## DATASET ENTRIES

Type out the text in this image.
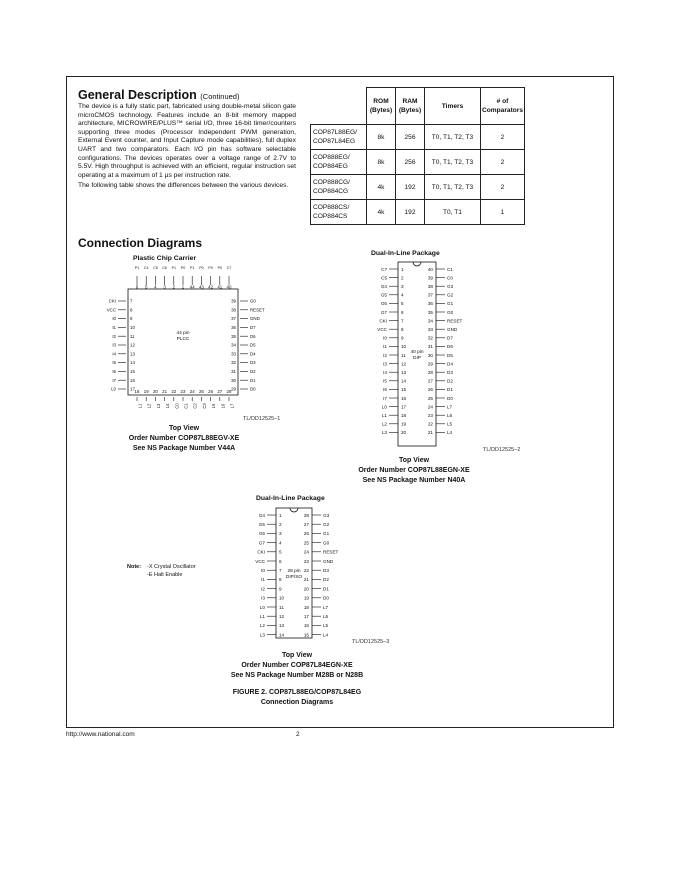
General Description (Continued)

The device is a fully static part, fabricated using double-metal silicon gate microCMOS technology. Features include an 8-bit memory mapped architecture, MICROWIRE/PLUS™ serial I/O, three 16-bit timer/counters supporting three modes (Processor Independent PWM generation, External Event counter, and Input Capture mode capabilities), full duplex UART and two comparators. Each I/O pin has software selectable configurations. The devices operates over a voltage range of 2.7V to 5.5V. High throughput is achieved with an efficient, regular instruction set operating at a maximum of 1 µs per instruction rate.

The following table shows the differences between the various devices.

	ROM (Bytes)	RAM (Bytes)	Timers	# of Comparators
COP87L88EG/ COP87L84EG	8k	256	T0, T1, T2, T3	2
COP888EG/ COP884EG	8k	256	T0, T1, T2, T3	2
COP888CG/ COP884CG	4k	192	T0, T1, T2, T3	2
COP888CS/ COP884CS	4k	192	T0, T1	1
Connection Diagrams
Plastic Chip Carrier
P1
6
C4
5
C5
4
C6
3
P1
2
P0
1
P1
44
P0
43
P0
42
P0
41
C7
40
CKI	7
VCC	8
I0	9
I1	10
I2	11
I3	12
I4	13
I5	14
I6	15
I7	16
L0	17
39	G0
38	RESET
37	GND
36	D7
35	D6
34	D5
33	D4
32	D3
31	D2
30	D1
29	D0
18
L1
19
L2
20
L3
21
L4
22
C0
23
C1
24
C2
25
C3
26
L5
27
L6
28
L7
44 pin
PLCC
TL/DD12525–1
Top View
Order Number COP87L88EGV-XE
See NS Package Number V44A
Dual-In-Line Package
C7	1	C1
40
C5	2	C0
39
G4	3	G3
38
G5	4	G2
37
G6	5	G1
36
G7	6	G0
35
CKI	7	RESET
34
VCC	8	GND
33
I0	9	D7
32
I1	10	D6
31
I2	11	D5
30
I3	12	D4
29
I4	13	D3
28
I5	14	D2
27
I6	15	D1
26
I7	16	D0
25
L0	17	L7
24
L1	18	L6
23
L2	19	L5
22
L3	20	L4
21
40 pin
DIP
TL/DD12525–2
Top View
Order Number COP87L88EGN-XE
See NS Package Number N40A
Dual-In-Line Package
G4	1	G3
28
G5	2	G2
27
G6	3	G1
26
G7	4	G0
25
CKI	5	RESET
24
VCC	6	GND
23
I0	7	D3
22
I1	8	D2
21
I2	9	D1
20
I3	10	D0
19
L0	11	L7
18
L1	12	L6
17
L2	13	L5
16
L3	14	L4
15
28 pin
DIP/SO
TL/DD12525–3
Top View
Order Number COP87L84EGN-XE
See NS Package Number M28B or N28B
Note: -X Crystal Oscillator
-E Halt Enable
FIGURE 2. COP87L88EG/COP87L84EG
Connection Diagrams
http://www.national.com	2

## EXERCISE GOAL
Copy all the data exactly as written, but skip any picture.

## ANSWER IN FULL
Type out the text in this image.
General Description (Continued)

The device is a fully static part, fabricated using double-metal silicon gate microCMOS technology. Features include an 8-bit memory mapped architecture, MICROWIRE/PLUS™ serial I/O, three 16-bit timer/counters supporting three modes (Processor Independent PWM generation, External Event counter, and Input Capture mode capabilities), full duplex UART and two comparators. Each I/O pin has software selectable configurations. The devices operates over a voltage range of 2.7V to 5.5V. High throughput is achieved with an efficient, regular instruction set operating at a maximum of 1 µs per instruction rate.

The following table shows the differences between the various devices.

	ROM (Bytes)	RAM (Bytes)	Timers	# of Comparators
COP87L88EG/ COP87L84EG	8k	256	T0, T1, T2, T3	2
COP888EG/ COP884EG	8k	256	T0, T1, T2, T3	2
COP888CG/ COP884CG	4k	192	T0, T1, T2, T3	2
COP888CS/ COP884CS	4k	192	T0, T1	1
Connection Diagrams
Plastic Chip Carrier
P1
6
C4
5
C5
4
C6
3
P1
2
P0
1
P1
44
P0
43
P0
42
P0
41
C7
40
CKI	7
VCC	8
I0	9
I1	10
I2	11
I3	12
I4	13
I5	14
I6	15
I7	16
L0	17
39	G0
38	RESET
37	GND
36	D7
35	D6
34	D5
33	D4
32	D3
31	D2
30	D1
29	D0
18
L1
19
L2
20
L3
21
L4
22
C0
23
C1
24
C2
25
C3
26
L5
27
L6
28
L7
44 pin
PLCC
TL/DD12525–1
Top View
Order Number COP87L88EGV-XE
See NS Package Number V44A
Dual-In-Line Package
C7	1	C1
40
C5	2	C0
39
G4	3	G3
38
G5	4	G2
37
G6	5	G1
36
G7	6	G0
35
CKI	7	RESET
34
VCC	8	GND
33
I0	9	D7
32
I1	10	D6
31
I2	11	D5
30
I3	12	D4
29
I4	13	D3
28
I5	14	D2
27
I6	15	D1
26
I7	16	D0
25
L0	17	L7
24
L1	18	L6
23
L2	19	L5
22
L3	20	L4
21
40 pin
DIP
TL/DD12525–2
Top View
Order Number COP87L88EGN-XE
See NS Package Number N40A
Dual-In-Line Package
G4	1	G3
28
G5	2	G2
27
G6	3	G1
26
G7	4	G0
25
CKI	5	RESET
24
VCC	6	GND
23
I0	7	D3
22
I1	8	D2
21
I2	9	D1
20
I3	10	D0
19
L0	11	L7
18
L1	12	L6
17
L2	13	L5
16
L3	14	L4
15
28 pin
DIP/SO
TL/DD12525–3
Top View
Order Number COP87L84EGN-XE
See NS Package Number M28B or N28B
Note: -X Crystal Oscillator
-E Halt Enable
FIGURE 2. COP87L88EG/COP87L84EG
Connection Diagrams
http://www.national.com	2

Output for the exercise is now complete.